Prevailing wage requirements ensure workers receive a fair wage, but they make payroll more complicated. Applying the correct wage rates and generating certified payroll reports requires precision, and mistakes cost time and money.

Good prevailing wage tracking eases that burden, and the right software automates wage calculations and certified payroll reporting to catch errors before they snowball. In this guide, contractors and payroll managers will learn what prevailing wage tracking is, what to keep track of, and what features to consider when evaluating payroll software.

What is prevailing wage tracking?

Prevailing wage tracking is a verification process that ensures each team member on a public works project receives the wage rate set by federal or state wage determinations (i.e., the prevailing wage). It also involves sending certified payroll reports to the contracting agency, prime contractor, or labor compliance agency, depending on the project.

Why prevailing wage tracking matters

Careful prevailing wage tracking for public works projects prevents several costly risks, including the following.

Debarment from bidding on federal jobs

Contractors repeatedly or willfully violating prevailing wage tracking regulations can lose their right to bid on federally funded contracts for up to three years, locking them out of public work entirely.

(Records from a dataset)
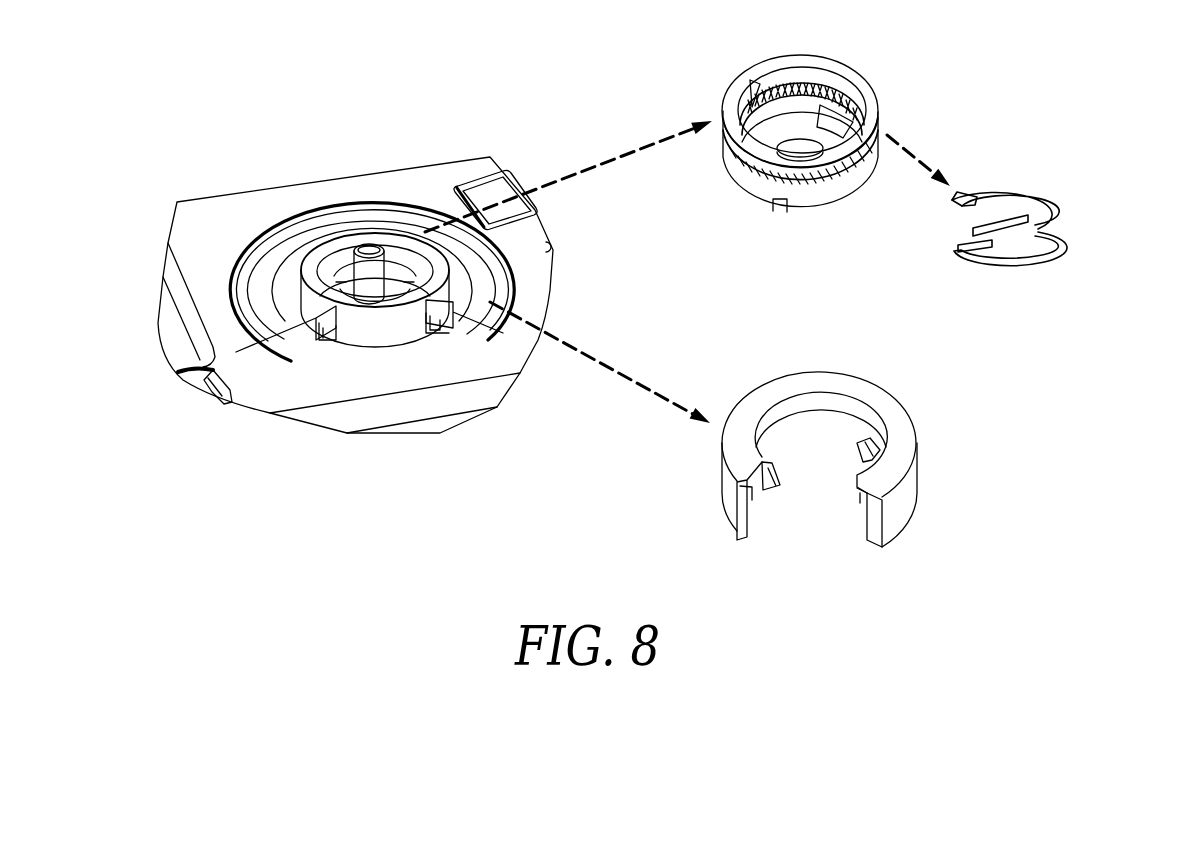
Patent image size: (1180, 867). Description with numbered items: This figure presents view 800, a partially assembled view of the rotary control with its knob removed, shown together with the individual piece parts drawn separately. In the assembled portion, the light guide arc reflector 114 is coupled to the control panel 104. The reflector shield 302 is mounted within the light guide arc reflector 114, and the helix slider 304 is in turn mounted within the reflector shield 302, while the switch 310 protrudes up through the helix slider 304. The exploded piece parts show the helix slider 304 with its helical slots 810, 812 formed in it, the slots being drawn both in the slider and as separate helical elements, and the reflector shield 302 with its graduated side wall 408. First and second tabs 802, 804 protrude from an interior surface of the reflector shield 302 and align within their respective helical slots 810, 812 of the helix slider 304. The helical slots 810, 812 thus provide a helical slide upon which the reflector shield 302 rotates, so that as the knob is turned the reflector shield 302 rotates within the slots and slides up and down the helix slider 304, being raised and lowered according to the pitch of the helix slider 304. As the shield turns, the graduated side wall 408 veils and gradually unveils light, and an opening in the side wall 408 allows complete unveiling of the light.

The control panel 104 is at (422, 178).
The light guide arc reflector 114 is at (253, 245).
The reflector shield 302 is at (290, 296).
The helix slider 304 is at (222, 383).
The switch 310 is at (369, 249).
The graduated side wall 408 is at (750, 490).
The view 800 is at (1142, 606).
The first tab 802 is at (762, 486).
The second tab 804 is at (857, 447).
The helical slot 810 is at (800, 90).
The helical slot 812 is at (850, 186).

_Tasks to carry out:_
1 - Can you write out the prevailing wage passage again, beginning at the words "Prevailing wage requirements" and stopping after "evaluating payroll software.", and switch "contractors" to "builders"?
2 - Can you continue the prevailing wage passage from where it stops?
The listing has no connection to the prevailing wage passage.

_Outputs in order:_
1 -
Prevailing wage requirements ensure workers receive a fair wage, but they make payroll more complicated. Applying the correct wage rates and generating certified payroll reports requires precision, and mistakes cost time and money.

Good prevailing wage tracking eases that burden, and the right software automates wage calculations and certified payroll reporting to catch errors before they snowball. In this guide, builders and payroll managers will learn what prevailing wage tracking is, what to keep track of, and what features to consider when evaluating payroll software.

2 -
Withheld payments or contract termination

If certified payroll submissions are incomplete or contain compliance mistakes, contracting authorities can withhold payments for estimated back wages. They may even terminate the contract if the problem persists. 

This also applies to subcontractors. Submitting erroneous certified payroll reports means the general contractor can (and often will) withhold progress payments until the sub fixes these issues. 

Compounding errors

Certified payroll reports are due every week, so a small mistake early in a project often compounds across every report that follows. For example, if a contractor misclassifies an ironworker as a general laborer, the ironworker will be underpaid each pay period until someone spots the error. Further, every report submitted based on the misclassification is invalid and must be corrected. Often, this means contractors will owe back wages and fines.

Prevailing wage tracking compliance: Key requirements

Prevailing wage compliance requires checking many boxes to avoid fines or bidding debarment. The most important include the following.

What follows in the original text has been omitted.